▶ **Task instructions**
All of the data below must be repeated exactly.

▶ **Data for the task**
········
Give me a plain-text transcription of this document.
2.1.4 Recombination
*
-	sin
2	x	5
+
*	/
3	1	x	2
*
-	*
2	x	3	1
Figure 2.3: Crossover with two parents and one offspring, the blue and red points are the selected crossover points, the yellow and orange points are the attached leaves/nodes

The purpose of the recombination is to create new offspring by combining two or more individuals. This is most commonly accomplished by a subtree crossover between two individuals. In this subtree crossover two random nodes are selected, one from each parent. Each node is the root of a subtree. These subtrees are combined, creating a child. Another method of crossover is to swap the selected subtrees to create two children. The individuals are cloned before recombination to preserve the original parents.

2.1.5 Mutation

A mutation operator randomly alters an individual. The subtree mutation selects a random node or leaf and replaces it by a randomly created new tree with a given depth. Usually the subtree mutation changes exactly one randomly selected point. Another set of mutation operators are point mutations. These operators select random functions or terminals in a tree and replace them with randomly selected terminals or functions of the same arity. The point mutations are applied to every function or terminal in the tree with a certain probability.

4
········
▶ **Answer to this task**
Give me a plain-text transcription of this document.
2.1.4 Recombination
*
-	sin
2	x	5
+
*	/
3	1	x	2
*
-	*
2	x	3	1
Figure 2.3: Crossover with two parents and one offspring, the blue and red points are the selected crossover points, the yellow and orange points are the attached leaves/nodes

The purpose of the recombination is to create new offspring by combining two or more individuals. This is most commonly accomplished by a subtree crossover between two individuals. In this subtree crossover two random nodes are selected, one from each parent. Each node is the root of a subtree. These subtrees are combined, creating a child. Another method of crossover is to swap the selected subtrees to create two children. The individuals are cloned before recombination to preserve the original parents.

2.1.5 Mutation

A mutation operator randomly alters an individual. The subtree mutation selects a random node or leaf and replaces it by a randomly created new tree with a given depth. Usually the subtree mutation changes exactly one randomly selected point. Another set of mutation operators are point mutations. These operators select random functions or terminals in a tree and replace them with randomly selected terminals or functions of the same arity. The point mutations are applied to every function or terminal in the tree with a certain probability.

4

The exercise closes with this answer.